-- BEGIN DATA SUPPLIED --
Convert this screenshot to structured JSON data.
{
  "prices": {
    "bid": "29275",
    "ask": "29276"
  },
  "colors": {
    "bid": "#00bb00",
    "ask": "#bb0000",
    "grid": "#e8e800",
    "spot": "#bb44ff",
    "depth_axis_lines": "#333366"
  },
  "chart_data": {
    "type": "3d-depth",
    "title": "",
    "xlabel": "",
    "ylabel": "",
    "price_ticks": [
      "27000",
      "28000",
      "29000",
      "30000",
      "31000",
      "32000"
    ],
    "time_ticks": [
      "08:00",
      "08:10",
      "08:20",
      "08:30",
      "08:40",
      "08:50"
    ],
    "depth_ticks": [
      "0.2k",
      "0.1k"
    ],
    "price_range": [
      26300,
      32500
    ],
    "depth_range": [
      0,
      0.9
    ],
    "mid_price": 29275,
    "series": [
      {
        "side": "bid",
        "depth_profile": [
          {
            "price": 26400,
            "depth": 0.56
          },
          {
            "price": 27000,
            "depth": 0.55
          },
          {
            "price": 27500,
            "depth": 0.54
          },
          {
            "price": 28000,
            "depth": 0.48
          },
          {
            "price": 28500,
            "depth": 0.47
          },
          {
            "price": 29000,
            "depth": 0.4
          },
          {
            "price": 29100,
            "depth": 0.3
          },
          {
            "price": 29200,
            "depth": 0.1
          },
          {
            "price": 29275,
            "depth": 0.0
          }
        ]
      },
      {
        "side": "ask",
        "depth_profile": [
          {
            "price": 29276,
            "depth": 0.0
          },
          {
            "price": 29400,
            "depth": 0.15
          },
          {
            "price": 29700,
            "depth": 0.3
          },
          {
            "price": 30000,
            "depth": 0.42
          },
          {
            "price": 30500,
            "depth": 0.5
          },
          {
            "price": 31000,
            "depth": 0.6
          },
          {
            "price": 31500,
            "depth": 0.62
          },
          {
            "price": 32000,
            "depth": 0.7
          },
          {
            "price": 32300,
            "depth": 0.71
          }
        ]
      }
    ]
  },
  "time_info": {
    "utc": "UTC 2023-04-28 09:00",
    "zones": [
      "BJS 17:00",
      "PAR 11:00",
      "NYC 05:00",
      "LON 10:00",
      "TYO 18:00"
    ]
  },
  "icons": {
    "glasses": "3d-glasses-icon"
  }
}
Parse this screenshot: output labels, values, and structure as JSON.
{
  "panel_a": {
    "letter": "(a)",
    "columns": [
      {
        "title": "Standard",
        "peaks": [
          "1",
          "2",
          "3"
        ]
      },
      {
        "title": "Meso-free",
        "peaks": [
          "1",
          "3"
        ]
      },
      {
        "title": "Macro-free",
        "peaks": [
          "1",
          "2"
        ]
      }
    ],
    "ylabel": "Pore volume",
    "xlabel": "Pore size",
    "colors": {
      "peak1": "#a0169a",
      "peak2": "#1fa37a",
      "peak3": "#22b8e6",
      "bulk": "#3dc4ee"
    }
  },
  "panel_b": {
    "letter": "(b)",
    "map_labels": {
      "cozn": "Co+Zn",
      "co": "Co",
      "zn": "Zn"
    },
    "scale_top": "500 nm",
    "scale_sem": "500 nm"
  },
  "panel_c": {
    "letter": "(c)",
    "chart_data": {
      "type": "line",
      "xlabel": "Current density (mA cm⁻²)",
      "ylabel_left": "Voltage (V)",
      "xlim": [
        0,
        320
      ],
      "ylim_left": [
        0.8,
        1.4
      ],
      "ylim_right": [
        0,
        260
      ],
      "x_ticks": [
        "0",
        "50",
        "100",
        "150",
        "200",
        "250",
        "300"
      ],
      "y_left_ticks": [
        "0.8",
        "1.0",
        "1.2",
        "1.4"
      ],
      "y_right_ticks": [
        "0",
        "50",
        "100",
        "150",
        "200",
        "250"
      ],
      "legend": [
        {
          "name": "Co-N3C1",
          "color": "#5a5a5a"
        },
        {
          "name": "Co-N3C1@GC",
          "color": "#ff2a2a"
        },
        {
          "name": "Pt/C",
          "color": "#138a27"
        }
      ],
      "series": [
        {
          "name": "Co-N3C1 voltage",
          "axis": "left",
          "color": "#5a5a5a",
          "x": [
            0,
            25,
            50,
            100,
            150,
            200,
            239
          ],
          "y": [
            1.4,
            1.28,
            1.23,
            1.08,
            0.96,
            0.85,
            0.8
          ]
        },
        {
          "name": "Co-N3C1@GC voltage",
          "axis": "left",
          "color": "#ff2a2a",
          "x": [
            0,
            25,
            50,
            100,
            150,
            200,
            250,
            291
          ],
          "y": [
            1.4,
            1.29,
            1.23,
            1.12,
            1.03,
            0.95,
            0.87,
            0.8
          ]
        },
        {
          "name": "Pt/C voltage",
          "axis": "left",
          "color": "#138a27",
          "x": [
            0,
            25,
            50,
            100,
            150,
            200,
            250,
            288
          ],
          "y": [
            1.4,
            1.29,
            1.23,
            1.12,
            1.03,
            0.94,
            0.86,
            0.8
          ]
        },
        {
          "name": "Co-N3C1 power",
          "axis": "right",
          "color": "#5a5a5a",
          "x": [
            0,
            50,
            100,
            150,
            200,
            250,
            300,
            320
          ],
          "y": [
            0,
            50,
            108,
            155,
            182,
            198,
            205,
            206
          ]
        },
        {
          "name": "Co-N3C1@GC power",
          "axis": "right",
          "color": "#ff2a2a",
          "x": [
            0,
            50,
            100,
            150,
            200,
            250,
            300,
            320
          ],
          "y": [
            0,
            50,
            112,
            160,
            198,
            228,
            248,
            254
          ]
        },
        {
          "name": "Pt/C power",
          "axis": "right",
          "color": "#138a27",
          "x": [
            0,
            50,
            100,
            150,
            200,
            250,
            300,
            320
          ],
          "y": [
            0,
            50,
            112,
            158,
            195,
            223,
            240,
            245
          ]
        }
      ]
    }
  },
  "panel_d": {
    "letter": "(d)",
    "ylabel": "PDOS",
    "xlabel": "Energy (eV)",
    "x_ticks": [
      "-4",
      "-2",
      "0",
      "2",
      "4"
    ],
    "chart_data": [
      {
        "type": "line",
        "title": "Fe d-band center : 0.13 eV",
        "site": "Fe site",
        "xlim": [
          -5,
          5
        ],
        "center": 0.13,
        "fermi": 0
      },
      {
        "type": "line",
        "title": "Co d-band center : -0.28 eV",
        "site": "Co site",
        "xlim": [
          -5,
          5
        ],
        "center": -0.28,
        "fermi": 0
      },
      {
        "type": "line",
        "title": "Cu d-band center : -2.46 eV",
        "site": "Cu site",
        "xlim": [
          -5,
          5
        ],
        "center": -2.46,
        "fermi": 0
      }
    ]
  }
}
-- END DATA SUPPLIED --
### SHORT TASK:
Copy out every line from the material above in which the word "xlabel" appears.

### OUTPUT BELOW:
    "xlabel": "",
    "xlabel": "Pore size",
      "xlabel": "Current density (mA cm⁻²)",
    "xlabel": "Energy (eV)",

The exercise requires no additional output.